-- The problem --
What follows is a set of records, each of which is to be written out exactly.

-- Source material --
============================================================
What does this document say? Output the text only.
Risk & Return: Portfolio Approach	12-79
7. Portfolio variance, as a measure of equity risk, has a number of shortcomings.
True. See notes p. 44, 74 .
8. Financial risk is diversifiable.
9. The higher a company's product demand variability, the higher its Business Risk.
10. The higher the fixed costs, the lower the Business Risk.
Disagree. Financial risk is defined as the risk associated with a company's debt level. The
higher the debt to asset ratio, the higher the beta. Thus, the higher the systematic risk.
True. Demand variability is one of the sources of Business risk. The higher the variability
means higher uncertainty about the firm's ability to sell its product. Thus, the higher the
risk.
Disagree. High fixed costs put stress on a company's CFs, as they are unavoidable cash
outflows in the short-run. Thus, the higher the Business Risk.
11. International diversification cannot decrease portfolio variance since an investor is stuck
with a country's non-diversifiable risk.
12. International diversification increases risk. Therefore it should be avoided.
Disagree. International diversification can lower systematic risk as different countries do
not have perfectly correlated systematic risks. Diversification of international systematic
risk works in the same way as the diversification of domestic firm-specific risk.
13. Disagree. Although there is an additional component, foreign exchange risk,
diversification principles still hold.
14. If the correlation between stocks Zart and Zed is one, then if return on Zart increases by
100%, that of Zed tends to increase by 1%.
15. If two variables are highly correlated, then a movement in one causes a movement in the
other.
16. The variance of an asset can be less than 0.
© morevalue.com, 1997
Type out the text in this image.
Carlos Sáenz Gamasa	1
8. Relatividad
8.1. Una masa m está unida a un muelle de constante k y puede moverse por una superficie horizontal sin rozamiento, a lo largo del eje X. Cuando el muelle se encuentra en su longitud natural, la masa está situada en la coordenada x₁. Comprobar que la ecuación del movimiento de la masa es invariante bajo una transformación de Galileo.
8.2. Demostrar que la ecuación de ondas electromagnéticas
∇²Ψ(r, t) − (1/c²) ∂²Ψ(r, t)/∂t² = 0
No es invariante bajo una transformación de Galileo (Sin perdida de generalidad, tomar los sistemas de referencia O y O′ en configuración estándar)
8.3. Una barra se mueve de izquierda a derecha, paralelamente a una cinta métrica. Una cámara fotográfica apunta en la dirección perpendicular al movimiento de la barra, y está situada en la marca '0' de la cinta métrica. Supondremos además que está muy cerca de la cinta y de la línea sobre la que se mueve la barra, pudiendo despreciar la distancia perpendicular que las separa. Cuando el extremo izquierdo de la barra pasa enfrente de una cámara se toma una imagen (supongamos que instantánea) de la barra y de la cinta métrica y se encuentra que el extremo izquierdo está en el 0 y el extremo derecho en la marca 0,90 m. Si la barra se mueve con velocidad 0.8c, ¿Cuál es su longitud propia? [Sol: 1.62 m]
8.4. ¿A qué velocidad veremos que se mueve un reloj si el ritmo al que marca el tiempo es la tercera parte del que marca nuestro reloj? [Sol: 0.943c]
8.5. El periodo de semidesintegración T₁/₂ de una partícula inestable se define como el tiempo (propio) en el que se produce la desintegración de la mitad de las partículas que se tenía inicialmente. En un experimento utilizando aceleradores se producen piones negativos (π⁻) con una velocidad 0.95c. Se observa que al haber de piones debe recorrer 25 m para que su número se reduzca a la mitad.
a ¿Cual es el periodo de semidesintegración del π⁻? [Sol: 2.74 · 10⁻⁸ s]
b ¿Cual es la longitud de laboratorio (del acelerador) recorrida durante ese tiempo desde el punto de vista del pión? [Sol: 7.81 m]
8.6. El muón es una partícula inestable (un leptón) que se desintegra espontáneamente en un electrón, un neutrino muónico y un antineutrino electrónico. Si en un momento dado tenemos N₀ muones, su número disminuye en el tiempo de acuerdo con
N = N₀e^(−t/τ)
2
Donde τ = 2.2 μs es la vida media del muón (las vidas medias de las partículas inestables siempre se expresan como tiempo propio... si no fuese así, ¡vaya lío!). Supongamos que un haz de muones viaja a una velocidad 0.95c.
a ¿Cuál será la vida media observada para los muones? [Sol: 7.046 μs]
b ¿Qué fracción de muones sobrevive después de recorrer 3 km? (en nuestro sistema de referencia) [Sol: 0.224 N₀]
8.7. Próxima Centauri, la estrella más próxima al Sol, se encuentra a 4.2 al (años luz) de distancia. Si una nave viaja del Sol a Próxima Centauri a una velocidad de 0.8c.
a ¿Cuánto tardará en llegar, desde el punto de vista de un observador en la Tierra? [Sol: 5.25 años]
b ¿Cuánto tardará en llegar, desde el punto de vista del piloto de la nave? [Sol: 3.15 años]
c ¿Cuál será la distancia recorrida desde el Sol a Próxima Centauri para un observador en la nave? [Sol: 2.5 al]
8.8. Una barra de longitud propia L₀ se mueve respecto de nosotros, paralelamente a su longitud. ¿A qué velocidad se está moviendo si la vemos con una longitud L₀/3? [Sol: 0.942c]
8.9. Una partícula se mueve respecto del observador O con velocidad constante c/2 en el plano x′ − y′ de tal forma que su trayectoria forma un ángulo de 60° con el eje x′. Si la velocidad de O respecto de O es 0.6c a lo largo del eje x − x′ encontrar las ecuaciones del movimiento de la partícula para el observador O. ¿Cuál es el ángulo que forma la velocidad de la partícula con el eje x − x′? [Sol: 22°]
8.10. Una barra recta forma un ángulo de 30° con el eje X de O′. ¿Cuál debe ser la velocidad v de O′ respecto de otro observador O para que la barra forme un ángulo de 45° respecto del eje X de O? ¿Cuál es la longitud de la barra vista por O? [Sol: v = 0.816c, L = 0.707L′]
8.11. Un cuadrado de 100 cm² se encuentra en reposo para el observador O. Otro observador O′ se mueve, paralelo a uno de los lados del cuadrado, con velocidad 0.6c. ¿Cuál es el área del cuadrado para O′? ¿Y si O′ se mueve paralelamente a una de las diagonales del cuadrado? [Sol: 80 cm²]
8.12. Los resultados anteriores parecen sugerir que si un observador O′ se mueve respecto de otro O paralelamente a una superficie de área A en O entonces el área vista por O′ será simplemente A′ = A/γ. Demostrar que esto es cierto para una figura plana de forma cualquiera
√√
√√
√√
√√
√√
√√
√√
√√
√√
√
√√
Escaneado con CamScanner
============================================================
-- Solution to the exercise --
What does this document say? Output the text only.
Risk & Return: Portfolio Approach	12-79
7. Portfolio variance, as a measure of equity risk, has a number of shortcomings.
True. See notes p. 44, 74 .
8. Financial risk is diversifiable.
9. The higher a company's product demand variability, the higher its Business Risk.
10. The higher the fixed costs, the lower the Business Risk.
Disagree. Financial risk is defined as the risk associated with a company's debt level. The
higher the debt to asset ratio, the higher the beta. Thus, the higher the systematic risk.
True. Demand variability is one of the sources of Business risk. The higher the variability
means higher uncertainty about the firm's ability to sell its product. Thus, the higher the
risk.
Disagree. High fixed costs put stress on a company's CFs, as they are unavoidable cash
outflows in the short-run. Thus, the higher the Business Risk.
11. International diversification cannot decrease portfolio variance since an investor is stuck
with a country's non-diversifiable risk.
12. International diversification increases risk. Therefore it should be avoided.
Disagree. International diversification can lower systematic risk as different countries do
not have perfectly correlated systematic risks. Diversification of international systematic
risk works in the same way as the diversification of domestic firm-specific risk.
13. Disagree. Although there is an additional component, foreign exchange risk,
diversification principles still hold.
14. If the correlation between stocks Zart and Zed is one, then if return on Zart increases by
100%, that of Zed tends to increase by 1%.
15. If two variables are highly correlated, then a movement in one causes a movement in the
other.
16. The variance of an asset can be less than 0.
© morevalue.com, 1997
Type out the text in this image.
Carlos Sáenz Gamasa	1
8. Relatividad
8.1. Una masa m está unida a un muelle de constante k y puede moverse por una superficie horizontal sin rozamiento, a lo largo del eje X. Cuando el muelle se encuentra en su longitud natural, la masa está situada en la coordenada x₁. Comprobar que la ecuación del movimiento de la masa es invariante bajo una transformación de Galileo.
8.2. Demostrar que la ecuación de ondas electromagnéticas
∇²Ψ(r, t) − (1/c²) ∂²Ψ(r, t)/∂t² = 0
No es invariante bajo una transformación de Galileo (Sin perdida de generalidad, tomar los sistemas de referencia O y O′ en configuración estándar)
8.3. Una barra se mueve de izquierda a derecha, paralelamente a una cinta métrica. Una cámara fotográfica apunta en la dirección perpendicular al movimiento de la barra, y está situada en la marca '0' de la cinta métrica. Supondremos además que está muy cerca de la cinta y de la línea sobre la que se mueve la barra, pudiendo despreciar la distancia perpendicular que las separa. Cuando el extremo izquierdo de la barra pasa enfrente de una cámara se toma una imagen (supongamos que instantánea) de la barra y de la cinta métrica y se encuentra que el extremo izquierdo está en el 0 y el extremo derecho en la marca 0,90 m. Si la barra se mueve con velocidad 0.8c, ¿Cuál es su longitud propia? [Sol: 1.62 m]
8.4. ¿A qué velocidad veremos que se mueve un reloj si el ritmo al que marca el tiempo es la tercera parte del que marca nuestro reloj? [Sol: 0.943c]
8.5. El periodo de semidesintegración T₁/₂ de una partícula inestable se define como el tiempo (propio) en el que se produce la desintegración de la mitad de las partículas que se tenía inicialmente. En un experimento utilizando aceleradores se producen piones negativos (π⁻) con una velocidad 0.95c. Se observa que al haber de piones debe recorrer 25 m para que su número se reduzca a la mitad.
a ¿Cual es el periodo de semidesintegración del π⁻? [Sol: 2.74 · 10⁻⁸ s]
b ¿Cual es la longitud de laboratorio (del acelerador) recorrida durante ese tiempo desde el punto de vista del pión? [Sol: 7.81 m]
8.6. El muón es una partícula inestable (un leptón) que se desintegra espontáneamente en un electrón, un neutrino muónico y un antineutrino electrónico. Si en un momento dado tenemos N₀ muones, su número disminuye en el tiempo de acuerdo con
N = N₀e^(−t/τ)
2
Donde τ = 2.2 μs es la vida media del muón (las vidas medias de las partículas inestables siempre se expresan como tiempo propio... si no fuese así, ¡vaya lío!). Supongamos que un haz de muones viaja a una velocidad 0.95c.
a ¿Cuál será la vida media observada para los muones? [Sol: 7.046 μs]
b ¿Qué fracción de muones sobrevive después de recorrer 3 km? (en nuestro sistema de referencia) [Sol: 0.224 N₀]
8.7. Próxima Centauri, la estrella más próxima al Sol, se encuentra a 4.2 al (años luz) de distancia. Si una nave viaja del Sol a Próxima Centauri a una velocidad de 0.8c.
a ¿Cuánto tardará en llegar, desde el punto de vista de un observador en la Tierra? [Sol: 5.25 años]
b ¿Cuánto tardará en llegar, desde el punto de vista del piloto de la nave? [Sol: 3.15 años]
c ¿Cuál será la distancia recorrida desde el Sol a Próxima Centauri para un observador en la nave? [Sol: 2.5 al]
8.8. Una barra de longitud propia L₀ se mueve respecto de nosotros, paralelamente a su longitud. ¿A qué velocidad se está moviendo si la vemos con una longitud L₀/3? [Sol: 0.942c]
8.9. Una partícula se mueve respecto del observador O con velocidad constante c/2 en el plano x′ − y′ de tal forma que su trayectoria forma un ángulo de 60° con el eje x′. Si la velocidad de O respecto de O es 0.6c a lo largo del eje x − x′ encontrar las ecuaciones del movimiento de la partícula para el observador O. ¿Cuál es el ángulo que forma la velocidad de la partícula con el eje x − x′? [Sol: 22°]
8.10. Una barra recta forma un ángulo de 30° con el eje X de O′. ¿Cuál debe ser la velocidad v de O′ respecto de otro observador O para que la barra forme un ángulo de 45° respecto del eje X de O? ¿Cuál es la longitud de la barra vista por O? [Sol: v = 0.816c, L = 0.707L′]
8.11. Un cuadrado de 100 cm² se encuentra en reposo para el observador O. Otro observador O′ se mueve, paralelo a uno de los lados del cuadrado, con velocidad 0.6c. ¿Cuál es el área del cuadrado para O′? ¿Y si O′ se mueve paralelamente a una de las diagonales del cuadrado? [Sol: 80 cm²]
8.12. Los resultados anteriores parecen sugerir que si un observador O′ se mueve respecto de otro O paralelamente a una superficie de área A en O entonces el área vista por O′ será simplemente A′ = A/γ. Demostrar que esto es cierto para una figura plana de forma cualquiera
√√
√√
√√
√√
√√
√√
√√
√√
√√
√
√√
Escaneado con CamScanner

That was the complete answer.